▶ **Written task**:
Quote every line below exactly as it reads.

── Records for the task ──

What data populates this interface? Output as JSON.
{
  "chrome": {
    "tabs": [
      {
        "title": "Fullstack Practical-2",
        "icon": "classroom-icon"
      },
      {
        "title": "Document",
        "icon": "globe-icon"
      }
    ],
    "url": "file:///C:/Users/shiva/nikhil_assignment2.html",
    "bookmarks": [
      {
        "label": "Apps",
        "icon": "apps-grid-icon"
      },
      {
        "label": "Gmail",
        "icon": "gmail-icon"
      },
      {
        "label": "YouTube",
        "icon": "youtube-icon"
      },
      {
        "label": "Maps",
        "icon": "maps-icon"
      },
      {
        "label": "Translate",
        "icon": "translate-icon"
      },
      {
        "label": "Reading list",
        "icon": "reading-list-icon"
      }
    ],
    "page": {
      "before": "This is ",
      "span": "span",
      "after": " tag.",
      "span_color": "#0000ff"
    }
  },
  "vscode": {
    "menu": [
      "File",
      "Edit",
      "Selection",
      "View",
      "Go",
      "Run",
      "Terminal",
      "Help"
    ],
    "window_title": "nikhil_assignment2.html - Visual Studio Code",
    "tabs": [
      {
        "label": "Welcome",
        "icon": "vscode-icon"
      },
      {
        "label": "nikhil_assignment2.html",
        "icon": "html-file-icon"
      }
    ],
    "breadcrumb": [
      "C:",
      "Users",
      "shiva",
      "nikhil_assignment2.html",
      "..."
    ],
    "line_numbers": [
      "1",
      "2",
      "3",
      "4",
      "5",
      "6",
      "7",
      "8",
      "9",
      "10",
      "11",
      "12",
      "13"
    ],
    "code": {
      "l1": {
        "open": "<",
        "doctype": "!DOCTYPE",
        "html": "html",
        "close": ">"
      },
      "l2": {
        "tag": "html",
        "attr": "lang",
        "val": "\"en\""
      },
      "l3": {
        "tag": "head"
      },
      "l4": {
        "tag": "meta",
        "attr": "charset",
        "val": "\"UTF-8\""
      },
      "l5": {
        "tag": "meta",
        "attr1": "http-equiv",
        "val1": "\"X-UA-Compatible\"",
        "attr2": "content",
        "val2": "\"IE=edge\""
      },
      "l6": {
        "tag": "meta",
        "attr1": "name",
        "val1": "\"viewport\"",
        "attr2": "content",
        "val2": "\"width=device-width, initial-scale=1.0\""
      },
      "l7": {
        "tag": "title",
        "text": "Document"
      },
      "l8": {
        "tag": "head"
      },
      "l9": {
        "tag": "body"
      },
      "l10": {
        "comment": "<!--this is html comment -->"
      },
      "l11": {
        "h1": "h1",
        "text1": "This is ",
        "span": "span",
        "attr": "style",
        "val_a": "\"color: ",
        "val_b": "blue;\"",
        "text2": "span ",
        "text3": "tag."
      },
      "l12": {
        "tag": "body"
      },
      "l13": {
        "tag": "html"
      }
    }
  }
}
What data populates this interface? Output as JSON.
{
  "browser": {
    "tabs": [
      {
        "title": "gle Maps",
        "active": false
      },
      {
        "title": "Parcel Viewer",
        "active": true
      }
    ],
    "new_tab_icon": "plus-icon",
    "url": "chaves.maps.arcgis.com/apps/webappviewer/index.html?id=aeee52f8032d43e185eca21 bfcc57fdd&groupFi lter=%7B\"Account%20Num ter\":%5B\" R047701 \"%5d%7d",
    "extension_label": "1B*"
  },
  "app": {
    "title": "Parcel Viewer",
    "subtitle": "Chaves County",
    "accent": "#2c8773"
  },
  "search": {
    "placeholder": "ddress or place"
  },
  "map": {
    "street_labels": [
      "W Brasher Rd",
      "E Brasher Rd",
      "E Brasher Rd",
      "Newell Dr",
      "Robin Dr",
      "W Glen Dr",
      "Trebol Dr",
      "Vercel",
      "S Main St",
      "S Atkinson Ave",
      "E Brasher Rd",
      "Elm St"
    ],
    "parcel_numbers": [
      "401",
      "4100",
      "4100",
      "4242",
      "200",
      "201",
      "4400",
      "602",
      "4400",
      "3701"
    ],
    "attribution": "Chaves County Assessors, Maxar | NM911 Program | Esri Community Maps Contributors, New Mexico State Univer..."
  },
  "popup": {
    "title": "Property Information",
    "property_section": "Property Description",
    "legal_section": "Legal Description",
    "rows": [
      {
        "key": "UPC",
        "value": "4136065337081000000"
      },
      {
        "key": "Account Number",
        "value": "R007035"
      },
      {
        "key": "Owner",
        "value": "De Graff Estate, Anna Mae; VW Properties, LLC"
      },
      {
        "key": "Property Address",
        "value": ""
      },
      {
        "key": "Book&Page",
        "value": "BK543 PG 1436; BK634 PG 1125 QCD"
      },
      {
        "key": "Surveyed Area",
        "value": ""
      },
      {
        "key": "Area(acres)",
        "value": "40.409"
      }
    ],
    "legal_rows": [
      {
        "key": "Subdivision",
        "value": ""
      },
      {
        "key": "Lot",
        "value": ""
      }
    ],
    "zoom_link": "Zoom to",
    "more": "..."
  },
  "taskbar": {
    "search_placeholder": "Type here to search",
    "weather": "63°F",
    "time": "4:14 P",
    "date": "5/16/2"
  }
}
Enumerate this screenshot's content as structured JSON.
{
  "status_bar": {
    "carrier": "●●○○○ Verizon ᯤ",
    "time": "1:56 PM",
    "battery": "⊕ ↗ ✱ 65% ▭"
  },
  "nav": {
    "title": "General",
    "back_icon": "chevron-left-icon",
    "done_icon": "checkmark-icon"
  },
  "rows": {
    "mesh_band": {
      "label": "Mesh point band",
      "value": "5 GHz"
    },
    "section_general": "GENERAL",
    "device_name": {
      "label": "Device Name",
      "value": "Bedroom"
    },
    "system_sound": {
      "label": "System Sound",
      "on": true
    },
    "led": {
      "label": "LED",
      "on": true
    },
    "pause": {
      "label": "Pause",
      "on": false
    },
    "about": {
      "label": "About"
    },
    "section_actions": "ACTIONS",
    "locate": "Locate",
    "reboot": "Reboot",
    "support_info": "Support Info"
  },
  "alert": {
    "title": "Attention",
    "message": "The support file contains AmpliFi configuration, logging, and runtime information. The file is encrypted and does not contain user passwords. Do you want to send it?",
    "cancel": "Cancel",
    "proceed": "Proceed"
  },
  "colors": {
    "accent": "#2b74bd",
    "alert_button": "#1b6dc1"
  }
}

───

▶ **Result for this task**:
What data populates this interface? Output as JSON.
{
  "chrome": {
    "tabs": [
      {
        "title": "Fullstack Practical-2",
        "icon": "classroom-icon"
      },
      {
        "title": "Document",
        "icon": "globe-icon"
      }
    ],
    "url": "file:///C:/Users/shiva/nikhil_assignment2.html",
    "bookmarks": [
      {
        "label": "Apps",
        "icon": "apps-grid-icon"
      },
      {
        "label": "Gmail",
        "icon": "gmail-icon"
      },
      {
        "label": "YouTube",
        "icon": "youtube-icon"
      },
      {
        "label": "Maps",
        "icon": "maps-icon"
      },
      {
        "label": "Translate",
        "icon": "translate-icon"
      },
      {
        "label": "Reading list",
        "icon": "reading-list-icon"
      }
    ],
    "page": {
      "before": "This is ",
      "span": "span",
      "after": " tag.",
      "span_color": "#0000ff"
    }
  },
  "vscode": {
    "menu": [
      "File",
      "Edit",
      "Selection",
      "View",
      "Go",
      "Run",
      "Terminal",
      "Help"
    ],
    "window_title": "nikhil_assignment2.html - Visual Studio Code",
    "tabs": [
      {
        "label": "Welcome",
        "icon": "vscode-icon"
      },
      {
        "label": "nikhil_assignment2.html",
        "icon": "html-file-icon"
      }
    ],
    "breadcrumb": [
      "C:",
      "Users",
      "shiva",
      "nikhil_assignment2.html",
      "..."
    ],
    "line_numbers": [
      "1",
      "2",
      "3",
      "4",
      "5",
      "6",
      "7",
      "8",
      "9",
      "10",
      "11",
      "12",
      "13"
    ],
    "code": {
      "l1": {
        "open": "<",
        "doctype": "!DOCTYPE",
        "html": "html",
        "close": ">"
      },
      "l2": {
        "tag": "html",
        "attr": "lang",
        "val": "\"en\""
      },
      "l3": {
        "tag": "head"
      },
      "l4": {
        "tag": "meta",
        "attr": "charset",
        "val": "\"UTF-8\""
      },
      "l5": {
        "tag": "meta",
        "attr1": "http-equiv",
        "val1": "\"X-UA-Compatible\"",
        "attr2": "content",
        "val2": "\"IE=edge\""
      },
      "l6": {
        "tag": "meta",
        "attr1": "name",
        "val1": "\"viewport\"",
        "attr2": "content",
        "val2": "\"width=device-width, initial-scale=1.0\""
      },
      "l7": {
        "tag": "title",
        "text": "Document"
      },
      "l8": {
        "tag": "head"
      },
      "l9": {
        "tag": "body"
      },
      "l10": {
        "comment": "<!--this is html comment -->"
      },
      "l11": {
        "h1": "h1",
        "text1": "This is ",
        "span": "span",
        "attr": "style",
        "val_a": "\"color: ",
        "val_b": "blue;\"",
        "text2": "span ",
        "text3": "tag."
      },
      "l12": {
        "tag": "body"
      },
      "l13": {
        "tag": "html"
      }
    }
  }
}
What data populates this interface? Output as JSON.
{
  "browser": {
    "tabs": [
      {
        "title": "gle Maps",
        "active": false
      },
      {
        "title": "Parcel Viewer",
        "active": true
      }
    ],
    "new_tab_icon": "plus-icon",
    "url": "chaves.maps.arcgis.com/apps/webappviewer/index.html?id=aeee52f8032d43e185eca21 bfcc57fdd&groupFi lter=%7B\"Account%20Num ter\":%5B\" R047701 \"%5d%7d",
    "extension_label": "1B*"
  },
  "app": {
    "title": "Parcel Viewer",
    "subtitle": "Chaves County",
    "accent": "#2c8773"
  },
  "search": {
    "placeholder": "ddress or place"
  },
  "map": {
    "street_labels": [
      "W Brasher Rd",
      "E Brasher Rd",
      "E Brasher Rd",
      "Newell Dr",
      "Robin Dr",
      "W Glen Dr",
      "Trebol Dr",
      "Vercel",
      "S Main St",
      "S Atkinson Ave",
      "E Brasher Rd",
      "Elm St"
    ],
    "parcel_numbers": [
      "401",
      "4100",
      "4100",
      "4242",
      "200",
      "201",
      "4400",
      "602",
      "4400",
      "3701"
    ],
    "attribution": "Chaves County Assessors, Maxar | NM911 Program | Esri Community Maps Contributors, New Mexico State Univer..."
  },
  "popup": {
    "title": "Property Information",
    "property_section": "Property Description",
    "legal_section": "Legal Description",
    "rows": [
      {
        "key": "UPC",
        "value": "4136065337081000000"
      },
      {
        "key": "Account Number",
        "value": "R007035"
      },
      {
        "key": "Owner",
        "value": "De Graff Estate, Anna Mae; VW Properties, LLC"
      },
      {
        "key": "Property Address",
        "value": ""
      },
      {
        "key": "Book&Page",
        "value": "BK543 PG 1436; BK634 PG 1125 QCD"
      },
      {
        "key": "Surveyed Area",
        "value": ""
      },
      {
        "key": "Area(acres)",
        "value": "40.409"
      }
    ],
    "legal_rows": [
      {
        "key": "Subdivision",
        "value": ""
      },
      {
        "key": "Lot",
        "value": ""
      }
    ],
    "zoom_link": "Zoom to",
    "more": "..."
  },
  "taskbar": {
    "search_placeholder": "Type here to search",
    "weather": "63°F",
    "time": "4:14 P",
    "date": "5/16/2"
  }
}
Enumerate this screenshot's content as structured JSON.
{
  "status_bar": {
    "carrier": "●●○○○ Verizon ᯤ",
    "time": "1:56 PM",
    "battery": "⊕ ↗ ✱ 65% ▭"
  },
  "nav": {
    "title": "General",
    "back_icon": "chevron-left-icon",
    "done_icon": "checkmark-icon"
  },
  "rows": {
    "mesh_band": {
      "label": "Mesh point band",
      "value": "5 GHz"
    },
    "section_general": "GENERAL",
    "device_name": {
      "label": "Device Name",
      "value": "Bedroom"
    },
    "system_sound": {
      "label": "System Sound",
      "on": true
    },
    "led": {
      "label": "LED",
      "on": true
    },
    "pause": {
      "label": "Pause",
      "on": false
    },
    "about": {
      "label": "About"
    },
    "section_actions": "ACTIONS",
    "locate": "Locate",
    "reboot": "Reboot",
    "support_info": "Support Info"
  },
  "alert": {
    "title": "Attention",
    "message": "The support file contains AmpliFi configuration, logging, and runtime information. The file is encrypted and does not contain user passwords. Do you want to send it?",
    "cancel": "Cancel",
    "proceed": "Proceed"
  },
  "colors": {
    "accent": "#2b74bd",
    "alert_button": "#1b6dc1"
  }
}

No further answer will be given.